■ **Given task**
Without the pictures, copy all the entries below exactly.

--*--

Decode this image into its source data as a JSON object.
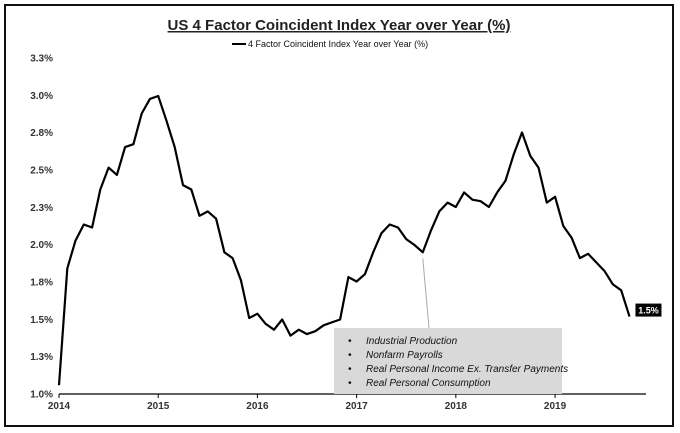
{
  "chart_data": {
    "type": "line",
    "title": "US 4 Factor Coincident Index Year over Year (%)",
    "xlabel": "",
    "ylabel": "",
    "legend": {
      "placement": "top-center",
      "entries": [
        "4 Factor Coincident Index Year over Year (%)"
      ]
    },
    "series": [
      {
        "name": "4 Factor Coincident Index Year over Year (%)",
        "color": "#000000",
        "x": [
          "2014-01",
          "2014-02",
          "2014-03",
          "2014-04",
          "2014-05",
          "2014-06",
          "2014-07",
          "2014-08",
          "2014-09",
          "2014-10",
          "2014-11",
          "2014-12",
          "2015-01",
          "2015-02",
          "2015-03",
          "2015-04",
          "2015-05",
          "2015-06",
          "2015-07",
          "2015-08",
          "2015-09",
          "2015-10",
          "2015-11",
          "2015-12",
          "2016-01",
          "2016-02",
          "2016-03",
          "2016-04",
          "2016-05",
          "2016-06",
          "2016-07",
          "2016-08",
          "2016-09",
          "2016-10",
          "2016-11",
          "2016-12",
          "2017-01",
          "2017-02",
          "2017-03",
          "2017-04",
          "2017-05",
          "2017-06",
          "2017-07",
          "2017-08",
          "2017-09",
          "2017-10",
          "2017-11",
          "2017-12",
          "2018-01",
          "2018-02",
          "2018-03",
          "2018-04",
          "2018-05",
          "2018-06",
          "2018-07",
          "2018-08",
          "2018-09",
          "2018-10",
          "2018-11",
          "2018-12",
          "2019-01",
          "2019-02",
          "2019-03",
          "2019-04",
          "2019-05",
          "2019-06",
          "2019-07",
          "2019-08",
          "2019-09",
          "2019-10"
        ],
        "values": [
          1.06,
          1.86,
          2.05,
          2.16,
          2.14,
          2.4,
          2.55,
          2.5,
          2.69,
          2.71,
          2.92,
          3.02,
          3.04,
          2.87,
          2.69,
          2.43,
          2.4,
          2.22,
          2.25,
          2.2,
          1.97,
          1.93,
          1.78,
          1.52,
          1.55,
          1.48,
          1.44,
          1.51,
          1.4,
          1.44,
          1.41,
          1.43,
          1.47,
          1.49,
          1.51,
          1.8,
          1.77,
          1.82,
          1.97,
          2.1,
          2.16,
          2.14,
          2.06,
          2.02,
          1.97,
          2.12,
          2.25,
          2.31,
          2.28,
          2.38,
          2.33,
          2.32,
          2.28,
          2.38,
          2.46,
          2.64,
          2.79,
          2.63,
          2.55,
          2.31,
          2.35,
          2.15,
          2.07,
          1.93,
          1.96,
          1.9,
          1.84,
          1.75,
          1.71,
          1.53
        ]
      }
    ],
    "xlim": [
      "2014-01",
      "2019-12"
    ],
    "ylim": [
      1.0,
      3.3
    ],
    "x_ticks": [
      "2014",
      "2015",
      "2016",
      "2017",
      "2018",
      "2019"
    ],
    "y_ticks": [
      "1.0%",
      "1.3%",
      "1.5%",
      "1.8%",
      "2.0%",
      "2.3%",
      "2.5%",
      "2.8%",
      "3.0%",
      "3.3%"
    ],
    "grid": false,
    "end_label": "1.5%",
    "annotation": {
      "items": [
        "Industrial Production",
        "Nonfarm Payrolls",
        "Real Personal Income Ex. Transfer Payments",
        "Real Personal Consumption"
      ],
      "bullet": "•",
      "background": "#d9d9d9"
    }
  }
}
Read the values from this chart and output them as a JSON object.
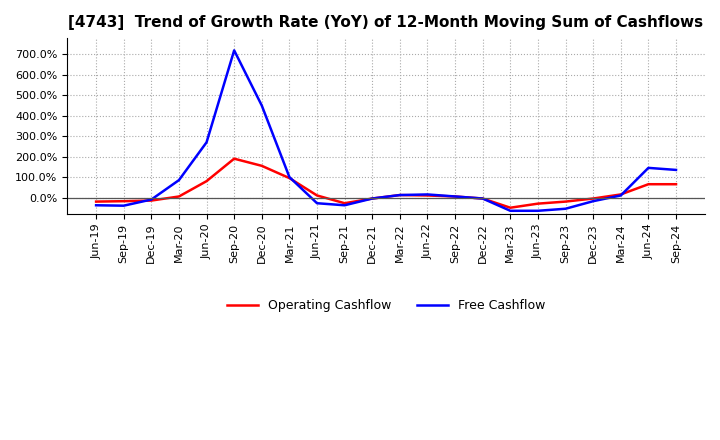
{
  "title": "[4743]  Trend of Growth Rate (YoY) of 12-Month Moving Sum of Cashflows",
  "x_labels": [
    "Jun-19",
    "Sep-19",
    "Dec-19",
    "Mar-20",
    "Jun-20",
    "Sep-20",
    "Dec-20",
    "Mar-21",
    "Jun-21",
    "Sep-21",
    "Dec-21",
    "Mar-22",
    "Jun-22",
    "Sep-22",
    "Dec-22",
    "Mar-23",
    "Jun-23",
    "Sep-23",
    "Dec-23",
    "Mar-24",
    "Jun-24",
    "Sep-24"
  ],
  "operating_cashflow": [
    -20,
    -18,
    -15,
    5,
    80,
    190,
    155,
    95,
    10,
    -28,
    -5,
    12,
    10,
    5,
    -5,
    -50,
    -30,
    -20,
    -5,
    15,
    65,
    65
  ],
  "free_cashflow": [
    -38,
    -40,
    -10,
    85,
    270,
    720,
    450,
    100,
    -28,
    -38,
    -5,
    12,
    15,
    5,
    -5,
    -65,
    -65,
    -55,
    -18,
    10,
    145,
    135
  ],
  "operating_color": "#FF0000",
  "free_color": "#0000FF",
  "bg_color": "#FFFFFF",
  "plot_bg_color": "#FFFFFF",
  "grid_color": "#AAAAAA",
  "ylim_min": -80,
  "ylim_max": 780,
  "ytick_values": [
    0,
    100,
    200,
    300,
    400,
    500,
    600,
    700
  ],
  "legend_labels": [
    "Operating Cashflow",
    "Free Cashflow"
  ],
  "title_fontsize": 11,
  "tick_fontsize": 8,
  "legend_fontsize": 9
}
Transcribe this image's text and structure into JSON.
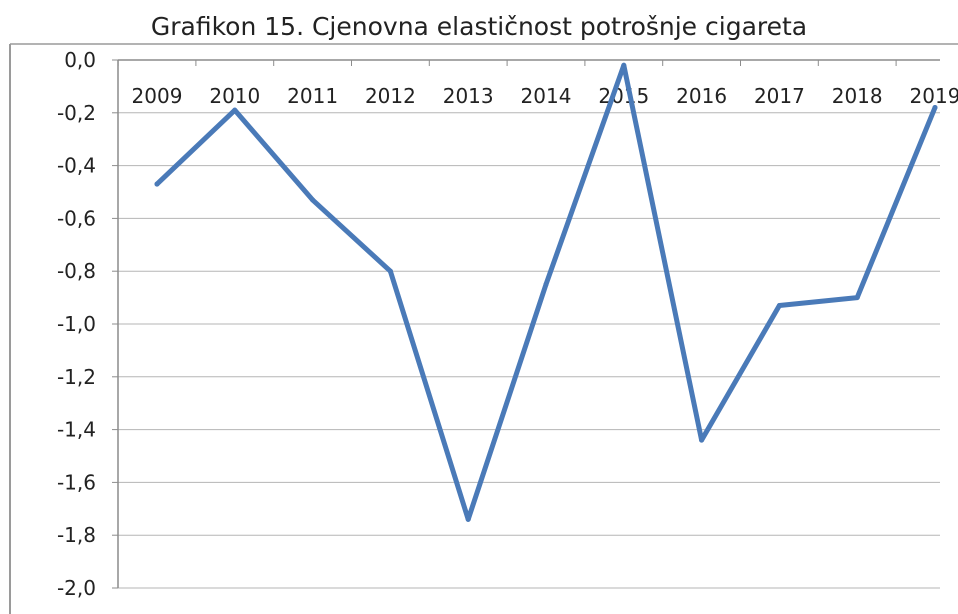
{
  "chart_data": {
    "type": "line",
    "title": "Grafikon 15. Cjenovna elastičnost potrošnje cigareta",
    "xlabel": "",
    "ylabel": "",
    "categories": [
      "2009",
      "2010",
      "2011",
      "2012",
      "2013",
      "2014",
      "2015",
      "2016",
      "2017",
      "2018",
      "2019"
    ],
    "series": [
      {
        "values": [
          -0.47,
          -0.19,
          -0.53,
          -0.8,
          -1.74,
          -0.85,
          -0.02,
          -1.44,
          -0.93,
          -0.9,
          -0.18
        ],
        "color": "#4a7ab8"
      }
    ],
    "y_ticks": [
      "0,0",
      "-0,2",
      "-0,4",
      "-0,6",
      "-0,8",
      "-1,0",
      "-1,2",
      "-1,4",
      "-1,6",
      "-1,8",
      "-2,0"
    ],
    "ylim": [
      -2.0,
      0.0
    ],
    "x_axis_position": "top",
    "grid": true,
    "legend": "none",
    "colors": {
      "line": "#4a7ab8",
      "grid": "#b5b5b5",
      "axis": "#8c8c8c",
      "text": "#222222"
    }
  }
}
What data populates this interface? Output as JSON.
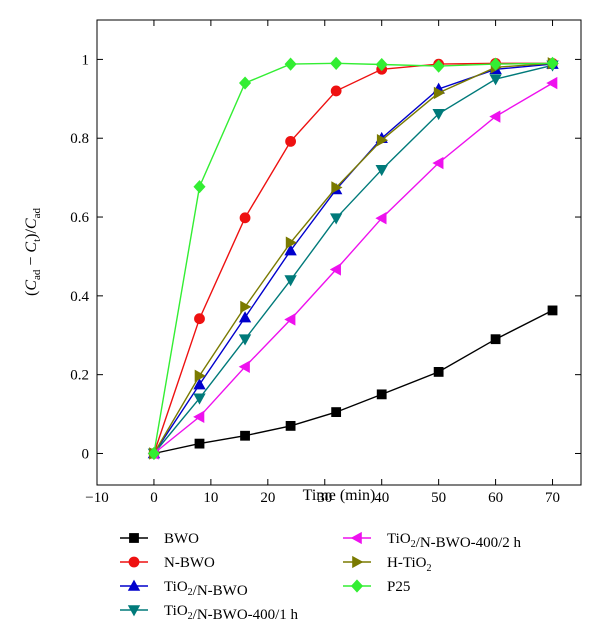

--*--

■ **Solution for this problem**
Decode this image into its source data as a JSON object.
{
  "chart_data": {
    "type": "line",
    "title": "US 4 Factor Coincident Index Year over Year (%)",
    "xlabel": "",
    "ylabel": "",
    "legend": {
      "placement": "top-center",
      "entries": [
        "4 Factor Coincident Index Year over Year (%)"
      ]
    },
    "series": [
      {
        "name": "4 Factor Coincident Index Year over Year (%)",
        "color": "#000000",
        "x": [
          "2014-01",
          "2014-02",
          "2014-03",
          "2014-04",
          "2014-05",
          "2014-06",
          "2014-07",
          "2014-08",
          "2014-09",
          "2014-10",
          "2014-11",
          "2014-12",
          "2015-01",
          "2015-02",
          "2015-03",
          "2015-04",
          "2015-05",
          "2015-06",
          "2015-07",
          "2015-08",
          "2015-09",
          "2015-10",
          "2015-11",
          "2015-12",
          "2016-01",
          "2016-02",
          "2016-03",
          "2016-04",
          "2016-05",
          "2016-06",
          "2016-07",
          "2016-08",
          "2016-09",
          "2016-10",
          "2016-11",
          "2016-12",
          "2017-01",
          "2017-02",
          "2017-03",
          "2017-04",
          "2017-05",
          "2017-06",
          "2017-07",
          "2017-08",
          "2017-09",
          "2017-10",
          "2017-11",
          "2017-12",
          "2018-01",
          "2018-02",
          "2018-03",
          "2018-04",
          "2018-05",
          "2018-06",
          "2018-07",
          "2018-08",
          "2018-09",
          "2018-10",
          "2018-11",
          "2018-12",
          "2019-01",
          "2019-02",
          "2019-03",
          "2019-04",
          "2019-05",
          "2019-06",
          "2019-07",
          "2019-08",
          "2019-09",
          "2019-10"
        ],
        "values": [
          1.06,
          1.86,
          2.05,
          2.16,
          2.14,
          2.4,
          2.55,
          2.5,
          2.69,
          2.71,
          2.92,
          3.02,
          3.04,
          2.87,
          2.69,
          2.43,
          2.4,
          2.22,
          2.25,
          2.2,
          1.97,
          1.93,
          1.78,
          1.52,
          1.55,
          1.48,
          1.44,
          1.51,
          1.4,
          1.44,
          1.41,
          1.43,
          1.47,
          1.49,
          1.51,
          1.8,
          1.77,
          1.82,
          1.97,
          2.1,
          2.16,
          2.14,
          2.06,
          2.02,
          1.97,
          2.12,
          2.25,
          2.31,
          2.28,
          2.38,
          2.33,
          2.32,
          2.28,
          2.38,
          2.46,
          2.64,
          2.79,
          2.63,
          2.55,
          2.31,
          2.35,
          2.15,
          2.07,
          1.93,
          1.96,
          1.9,
          1.84,
          1.75,
          1.71,
          1.53
        ]
      }
    ],
    "xlim": [
      "2014-01",
      "2019-12"
    ],
    "ylim": [
      1.0,
      3.3
    ],
    "x_ticks": [
      "2014",
      "2015",
      "2016",
      "2017",
      "2018",
      "2019"
    ],
    "y_ticks": [
      "1.0%",
      "1.3%",
      "1.5%",
      "1.8%",
      "2.0%",
      "2.3%",
      "2.5%",
      "2.8%",
      "3.0%",
      "3.3%"
    ],
    "grid": false,
    "end_label": "1.5%",
    "annotation": {
      "items": [
        "Industrial Production",
        "Nonfarm Payrolls",
        "Real Personal Income Ex. Transfer Payments",
        "Real Personal Consumption"
      ],
      "bullet": "•",
      "background": "#d9d9d9"
    }
  }
}
Read the values from this chart and output them as a JSON object.
{
  "title": "[4743]  Trend of Growth Rate (YoY) of 12-Month Moving Sum of Cashflows",
  "x_labels": [
    "Jun-19",
    "Sep-19",
    "Dec-19",
    "Mar-20",
    "Jun-20",
    "Sep-20",
    "Dec-20",
    "Mar-21",
    "Jun-21",
    "Sep-21",
    "Dec-21",
    "Mar-22",
    "Jun-22",
    "Sep-22",
    "Dec-22",
    "Mar-23",
    "Jun-23",
    "Sep-23",
    "Dec-23",
    "Mar-24",
    "Jun-24",
    "Sep-24"
  ],
  "operating_cashflow": [
    -20,
    -18,
    -15,
    5,
    80,
    190,
    155,
    95,
    10,
    -28,
    -5,
    12,
    10,
    5,
    -5,
    -50,
    -30,
    -20,
    -5,
    15,
    65,
    65
  ],
  "free_cashflow": [
    -38,
    -40,
    -10,
    85,
    270,
    720,
    450,
    100,
    -28,
    -38,
    -5,
    12,
    15,
    5,
    -5,
    -65,
    -65,
    -55,
    -18,
    10,
    145,
    135
  ],
  "operating_color": "#FF0000",
  "free_color": "#0000FF",
  "bg_color": "#FFFFFF",
  "plot_bg_color": "#FFFFFF",
  "grid_color": "#AAAAAA",
  "ylim_min": -80,
  "ylim_max": 780,
  "ytick_values": [
    0,
    100,
    200,
    300,
    400,
    500,
    600,
    700
  ],
  "legend_labels": [
    "Operating Cashflow",
    "Free Cashflow"
  ],
  "title_fontsize": 11,
  "tick_fontsize": 8,
  "legend_fontsize": 9
}
Transcribe this image's text and structure into JSON.
{
  "chart_data": {
    "type": "line",
    "title": "Grafikon 15. Cjenovna elastičnost potrošnje cigareta",
    "xlabel": "",
    "ylabel": "",
    "categories": [
      "2009",
      "2010",
      "2011",
      "2012",
      "2013",
      "2014",
      "2015",
      "2016",
      "2017",
      "2018",
      "2019"
    ],
    "series": [
      {
        "values": [
          -0.47,
          -0.19,
          -0.53,
          -0.8,
          -1.74,
          -0.85,
          -0.02,
          -1.44,
          -0.93,
          -0.9,
          -0.18
        ],
        "color": "#4a7ab8"
      }
    ],
    "y_ticks": [
      "0,0",
      "-0,2",
      "-0,4",
      "-0,6",
      "-0,8",
      "-1,0",
      "-1,2",
      "-1,4",
      "-1,6",
      "-1,8",
      "-2,0"
    ],
    "ylim": [
      -2.0,
      0.0
    ],
    "x_axis_position": "top",
    "grid": true,
    "legend": "none",
    "colors": {
      "line": "#4a7ab8",
      "grid": "#b5b5b5",
      "axis": "#8c8c8c",
      "text": "#222222"
    }
  }
}
What data populates this interface? Output as JSON.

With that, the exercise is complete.